_To do:_
Set out each line from the following listing that includes the word "chevron".

====================

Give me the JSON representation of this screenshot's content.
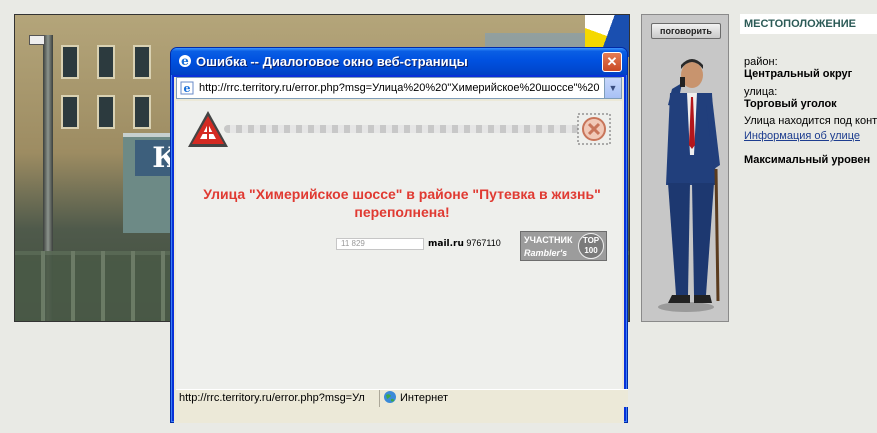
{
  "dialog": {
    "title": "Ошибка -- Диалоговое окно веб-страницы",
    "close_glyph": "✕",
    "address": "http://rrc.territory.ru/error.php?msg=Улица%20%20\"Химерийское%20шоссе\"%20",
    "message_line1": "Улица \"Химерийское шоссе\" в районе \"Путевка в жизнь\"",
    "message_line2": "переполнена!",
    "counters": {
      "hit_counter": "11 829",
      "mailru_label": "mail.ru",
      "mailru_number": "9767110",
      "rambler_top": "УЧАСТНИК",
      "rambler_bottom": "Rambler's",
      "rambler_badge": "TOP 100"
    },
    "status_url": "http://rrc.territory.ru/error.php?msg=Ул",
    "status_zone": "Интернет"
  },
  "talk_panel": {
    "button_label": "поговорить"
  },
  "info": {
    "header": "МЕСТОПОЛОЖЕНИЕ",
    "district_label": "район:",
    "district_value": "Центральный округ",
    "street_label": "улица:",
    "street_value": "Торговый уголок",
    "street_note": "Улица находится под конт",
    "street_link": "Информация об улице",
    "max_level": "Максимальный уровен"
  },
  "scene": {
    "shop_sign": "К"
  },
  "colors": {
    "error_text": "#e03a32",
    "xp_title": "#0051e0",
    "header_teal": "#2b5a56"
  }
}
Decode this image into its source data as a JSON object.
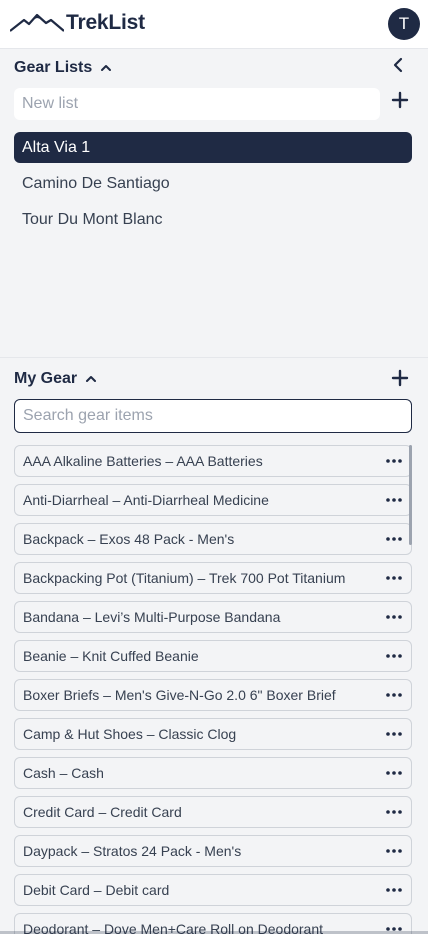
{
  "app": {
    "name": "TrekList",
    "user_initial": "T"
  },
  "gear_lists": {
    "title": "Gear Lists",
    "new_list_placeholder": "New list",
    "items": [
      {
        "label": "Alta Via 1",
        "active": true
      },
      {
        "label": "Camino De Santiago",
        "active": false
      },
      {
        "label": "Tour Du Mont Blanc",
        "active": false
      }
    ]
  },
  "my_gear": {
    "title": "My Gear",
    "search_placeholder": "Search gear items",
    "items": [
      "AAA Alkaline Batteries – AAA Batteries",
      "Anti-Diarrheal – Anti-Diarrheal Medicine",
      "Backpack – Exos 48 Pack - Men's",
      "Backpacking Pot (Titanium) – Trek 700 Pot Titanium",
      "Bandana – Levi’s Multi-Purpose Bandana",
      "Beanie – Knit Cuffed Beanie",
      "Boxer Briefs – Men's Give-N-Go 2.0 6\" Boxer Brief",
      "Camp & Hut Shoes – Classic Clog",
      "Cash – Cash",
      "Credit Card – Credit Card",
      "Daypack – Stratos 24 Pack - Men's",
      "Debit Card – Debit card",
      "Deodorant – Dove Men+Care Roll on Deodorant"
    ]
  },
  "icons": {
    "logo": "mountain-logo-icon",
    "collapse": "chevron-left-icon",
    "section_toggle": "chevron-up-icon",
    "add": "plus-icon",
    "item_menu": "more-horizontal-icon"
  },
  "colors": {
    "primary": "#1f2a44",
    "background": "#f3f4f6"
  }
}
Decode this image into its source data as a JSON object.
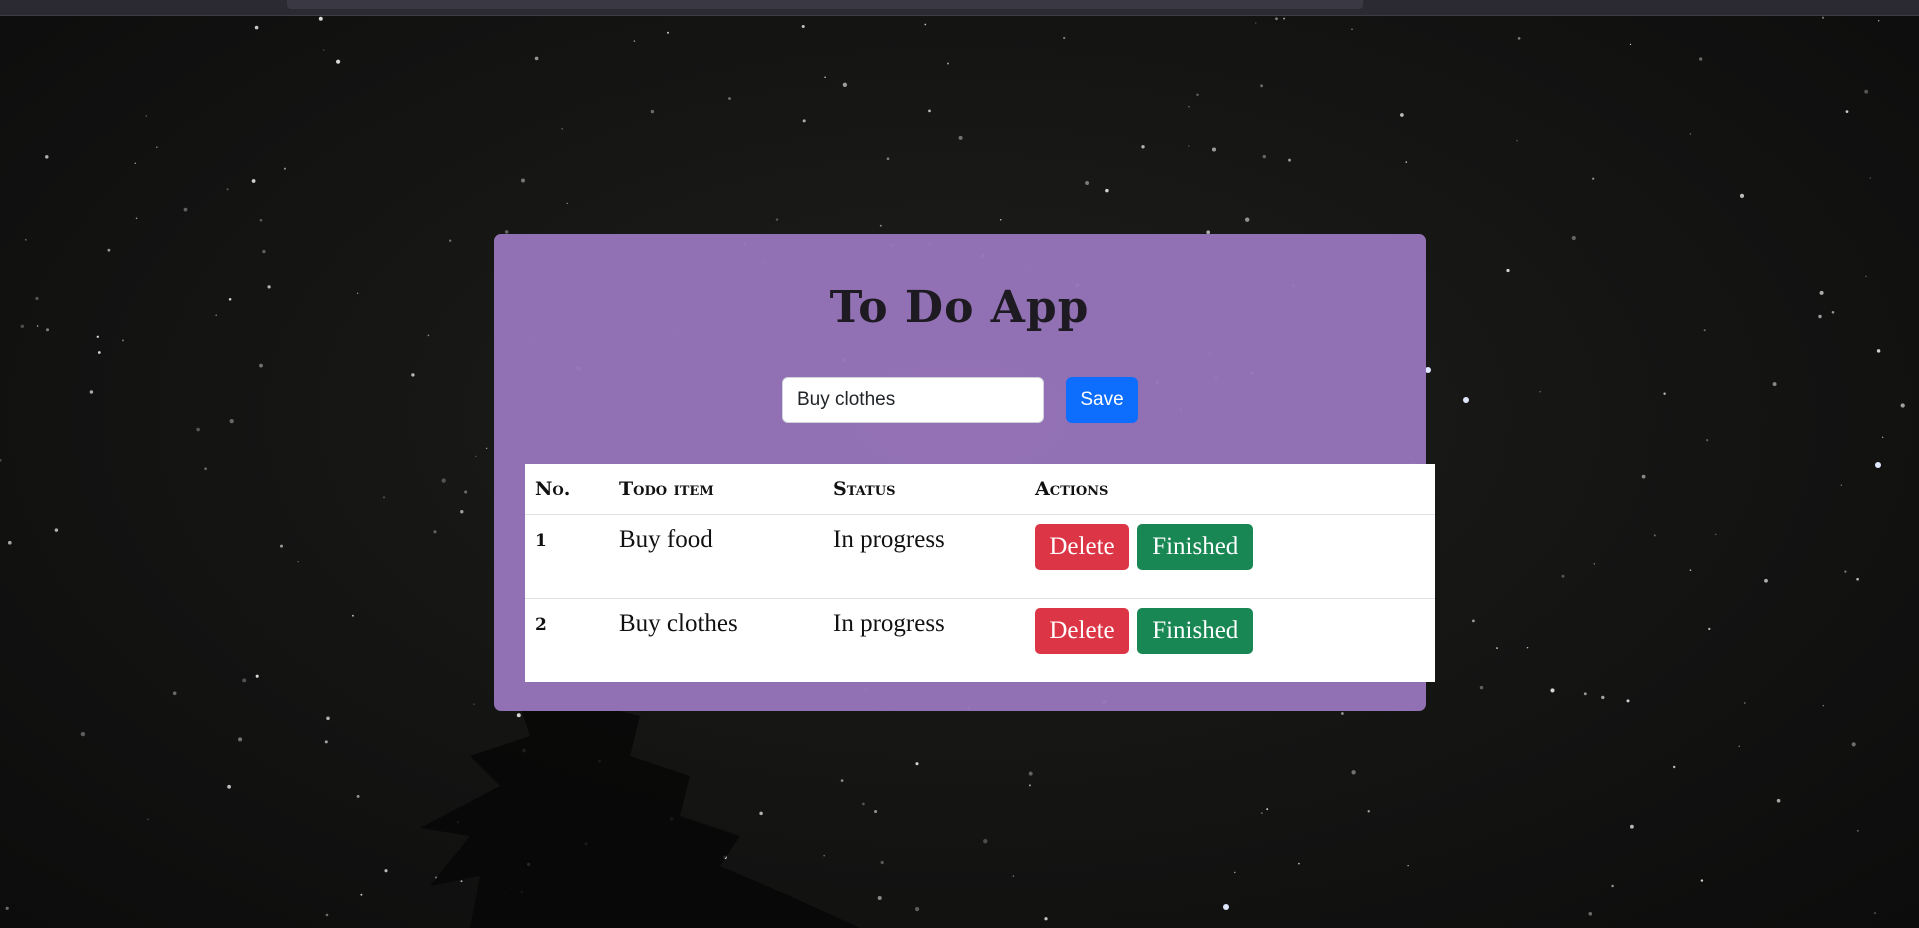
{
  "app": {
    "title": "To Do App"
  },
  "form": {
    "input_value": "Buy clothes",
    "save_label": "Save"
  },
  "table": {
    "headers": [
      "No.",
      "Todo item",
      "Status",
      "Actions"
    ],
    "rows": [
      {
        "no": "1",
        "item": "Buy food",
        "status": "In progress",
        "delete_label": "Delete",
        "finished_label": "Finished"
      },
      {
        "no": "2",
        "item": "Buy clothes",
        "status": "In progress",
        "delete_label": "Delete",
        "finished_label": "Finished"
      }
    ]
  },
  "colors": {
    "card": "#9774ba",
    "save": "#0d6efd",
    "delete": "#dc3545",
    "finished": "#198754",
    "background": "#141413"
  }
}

====================

_Complete answer:_
    "collapse": "chevron-left-icon",
    "section_toggle": "chevron-up-icon",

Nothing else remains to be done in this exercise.